(Raw records)
--- Begin ---
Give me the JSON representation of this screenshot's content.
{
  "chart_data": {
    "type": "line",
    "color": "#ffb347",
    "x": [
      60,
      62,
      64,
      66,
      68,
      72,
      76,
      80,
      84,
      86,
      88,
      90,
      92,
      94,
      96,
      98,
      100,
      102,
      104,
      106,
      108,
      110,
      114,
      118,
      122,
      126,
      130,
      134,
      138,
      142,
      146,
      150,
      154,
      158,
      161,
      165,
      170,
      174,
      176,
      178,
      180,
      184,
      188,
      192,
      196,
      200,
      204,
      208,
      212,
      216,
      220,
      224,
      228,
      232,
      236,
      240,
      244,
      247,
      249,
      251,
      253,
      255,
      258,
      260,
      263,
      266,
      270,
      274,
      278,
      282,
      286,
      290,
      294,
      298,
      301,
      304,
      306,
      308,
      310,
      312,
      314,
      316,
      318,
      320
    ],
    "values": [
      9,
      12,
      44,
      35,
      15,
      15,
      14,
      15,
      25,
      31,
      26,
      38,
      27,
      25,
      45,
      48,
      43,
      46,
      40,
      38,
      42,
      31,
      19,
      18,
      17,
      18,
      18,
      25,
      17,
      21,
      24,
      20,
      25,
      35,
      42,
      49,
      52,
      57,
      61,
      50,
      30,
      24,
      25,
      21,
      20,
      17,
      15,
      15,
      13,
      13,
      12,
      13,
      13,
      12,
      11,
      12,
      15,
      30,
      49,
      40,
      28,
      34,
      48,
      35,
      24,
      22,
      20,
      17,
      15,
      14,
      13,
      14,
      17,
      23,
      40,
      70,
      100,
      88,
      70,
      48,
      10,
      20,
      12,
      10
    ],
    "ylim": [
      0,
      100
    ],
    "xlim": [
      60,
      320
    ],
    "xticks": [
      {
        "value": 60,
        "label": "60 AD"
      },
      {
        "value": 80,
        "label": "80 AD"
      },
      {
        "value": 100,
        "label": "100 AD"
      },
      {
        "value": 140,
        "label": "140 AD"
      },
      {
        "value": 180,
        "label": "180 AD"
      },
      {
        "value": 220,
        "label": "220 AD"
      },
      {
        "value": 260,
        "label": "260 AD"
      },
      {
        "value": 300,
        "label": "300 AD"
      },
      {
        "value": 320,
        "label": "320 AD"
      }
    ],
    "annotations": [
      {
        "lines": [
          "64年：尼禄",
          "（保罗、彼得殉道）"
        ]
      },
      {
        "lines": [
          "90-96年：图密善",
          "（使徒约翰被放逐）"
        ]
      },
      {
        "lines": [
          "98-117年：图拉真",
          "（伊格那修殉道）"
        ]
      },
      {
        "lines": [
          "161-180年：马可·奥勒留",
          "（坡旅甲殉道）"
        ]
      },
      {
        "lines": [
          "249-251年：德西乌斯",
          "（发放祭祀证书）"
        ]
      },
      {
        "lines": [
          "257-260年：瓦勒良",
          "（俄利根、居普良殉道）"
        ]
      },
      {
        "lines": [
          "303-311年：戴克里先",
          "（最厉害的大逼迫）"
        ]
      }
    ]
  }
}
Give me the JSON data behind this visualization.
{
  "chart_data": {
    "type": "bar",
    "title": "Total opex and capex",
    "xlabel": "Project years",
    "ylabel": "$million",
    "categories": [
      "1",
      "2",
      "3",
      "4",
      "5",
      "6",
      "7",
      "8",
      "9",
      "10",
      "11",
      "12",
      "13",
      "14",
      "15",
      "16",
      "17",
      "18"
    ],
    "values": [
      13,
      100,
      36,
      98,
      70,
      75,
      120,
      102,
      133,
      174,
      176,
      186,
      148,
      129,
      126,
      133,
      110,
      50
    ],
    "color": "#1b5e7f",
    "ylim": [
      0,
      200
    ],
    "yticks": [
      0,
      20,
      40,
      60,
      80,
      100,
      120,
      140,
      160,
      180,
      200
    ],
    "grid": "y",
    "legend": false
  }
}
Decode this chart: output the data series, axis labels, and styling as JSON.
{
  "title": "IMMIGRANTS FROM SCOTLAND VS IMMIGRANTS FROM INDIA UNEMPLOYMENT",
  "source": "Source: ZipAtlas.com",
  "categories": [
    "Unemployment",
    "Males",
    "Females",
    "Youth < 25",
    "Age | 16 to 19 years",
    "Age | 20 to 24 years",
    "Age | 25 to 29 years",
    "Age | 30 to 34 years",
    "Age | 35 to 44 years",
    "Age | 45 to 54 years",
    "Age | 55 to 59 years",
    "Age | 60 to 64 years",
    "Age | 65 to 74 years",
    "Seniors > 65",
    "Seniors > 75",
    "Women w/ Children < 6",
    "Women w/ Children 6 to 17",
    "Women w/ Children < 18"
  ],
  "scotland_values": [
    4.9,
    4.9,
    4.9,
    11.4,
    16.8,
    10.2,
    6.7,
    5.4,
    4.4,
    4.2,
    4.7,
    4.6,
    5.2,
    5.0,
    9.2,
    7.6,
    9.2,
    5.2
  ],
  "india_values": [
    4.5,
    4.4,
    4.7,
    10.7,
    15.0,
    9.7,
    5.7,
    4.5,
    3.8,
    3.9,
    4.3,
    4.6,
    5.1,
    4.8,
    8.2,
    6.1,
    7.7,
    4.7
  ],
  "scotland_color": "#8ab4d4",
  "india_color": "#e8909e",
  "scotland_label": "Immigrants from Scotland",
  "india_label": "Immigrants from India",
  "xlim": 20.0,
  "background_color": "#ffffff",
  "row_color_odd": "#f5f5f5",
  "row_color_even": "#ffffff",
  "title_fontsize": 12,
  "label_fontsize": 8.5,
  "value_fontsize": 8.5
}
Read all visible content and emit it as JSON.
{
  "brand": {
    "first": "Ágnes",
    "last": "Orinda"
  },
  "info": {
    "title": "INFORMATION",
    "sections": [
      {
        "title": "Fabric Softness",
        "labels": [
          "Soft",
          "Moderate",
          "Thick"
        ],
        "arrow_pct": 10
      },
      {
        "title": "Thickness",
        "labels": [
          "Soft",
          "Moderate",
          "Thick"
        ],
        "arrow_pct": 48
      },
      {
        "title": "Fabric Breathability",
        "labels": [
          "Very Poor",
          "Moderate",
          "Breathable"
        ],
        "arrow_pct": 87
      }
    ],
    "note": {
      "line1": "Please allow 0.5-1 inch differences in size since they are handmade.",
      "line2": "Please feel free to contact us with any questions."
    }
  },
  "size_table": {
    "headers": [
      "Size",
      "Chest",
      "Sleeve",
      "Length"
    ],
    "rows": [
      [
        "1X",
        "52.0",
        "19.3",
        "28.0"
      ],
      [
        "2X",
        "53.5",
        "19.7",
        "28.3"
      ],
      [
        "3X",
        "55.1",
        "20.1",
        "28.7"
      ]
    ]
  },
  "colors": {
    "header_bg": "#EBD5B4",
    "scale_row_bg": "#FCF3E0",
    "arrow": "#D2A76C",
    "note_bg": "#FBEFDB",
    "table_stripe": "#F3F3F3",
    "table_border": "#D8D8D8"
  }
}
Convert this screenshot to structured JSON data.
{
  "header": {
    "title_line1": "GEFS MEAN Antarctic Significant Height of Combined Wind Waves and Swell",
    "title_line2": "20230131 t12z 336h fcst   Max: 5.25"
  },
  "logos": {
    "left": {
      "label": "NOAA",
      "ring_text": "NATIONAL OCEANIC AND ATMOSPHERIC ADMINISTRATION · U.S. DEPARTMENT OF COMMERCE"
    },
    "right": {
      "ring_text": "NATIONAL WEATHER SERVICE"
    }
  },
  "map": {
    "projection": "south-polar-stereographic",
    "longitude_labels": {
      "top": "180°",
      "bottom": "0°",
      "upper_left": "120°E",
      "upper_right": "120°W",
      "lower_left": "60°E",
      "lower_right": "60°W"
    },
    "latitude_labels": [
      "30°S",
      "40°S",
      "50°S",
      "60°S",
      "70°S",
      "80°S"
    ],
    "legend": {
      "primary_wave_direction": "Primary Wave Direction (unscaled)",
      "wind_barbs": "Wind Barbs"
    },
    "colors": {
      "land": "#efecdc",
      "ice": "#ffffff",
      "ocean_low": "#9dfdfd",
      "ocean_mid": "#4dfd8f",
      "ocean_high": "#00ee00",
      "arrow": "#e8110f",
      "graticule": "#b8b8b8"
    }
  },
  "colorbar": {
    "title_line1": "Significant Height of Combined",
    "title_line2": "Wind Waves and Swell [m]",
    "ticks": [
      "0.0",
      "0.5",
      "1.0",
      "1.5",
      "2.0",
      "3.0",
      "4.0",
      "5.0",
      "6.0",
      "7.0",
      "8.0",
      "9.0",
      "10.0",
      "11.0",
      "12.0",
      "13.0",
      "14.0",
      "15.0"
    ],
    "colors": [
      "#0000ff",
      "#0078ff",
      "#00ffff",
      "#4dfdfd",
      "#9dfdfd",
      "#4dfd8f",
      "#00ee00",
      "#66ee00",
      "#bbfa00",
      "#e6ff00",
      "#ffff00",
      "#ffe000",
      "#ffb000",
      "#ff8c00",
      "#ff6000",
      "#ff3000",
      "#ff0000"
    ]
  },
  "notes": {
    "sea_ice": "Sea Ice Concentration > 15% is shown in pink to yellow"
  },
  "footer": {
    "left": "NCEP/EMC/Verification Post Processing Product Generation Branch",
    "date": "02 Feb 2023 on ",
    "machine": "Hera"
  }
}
--- End ---
- **Set problem**
Give only the number of lines in the material above that include the word "Fabric".

- **Solution**
2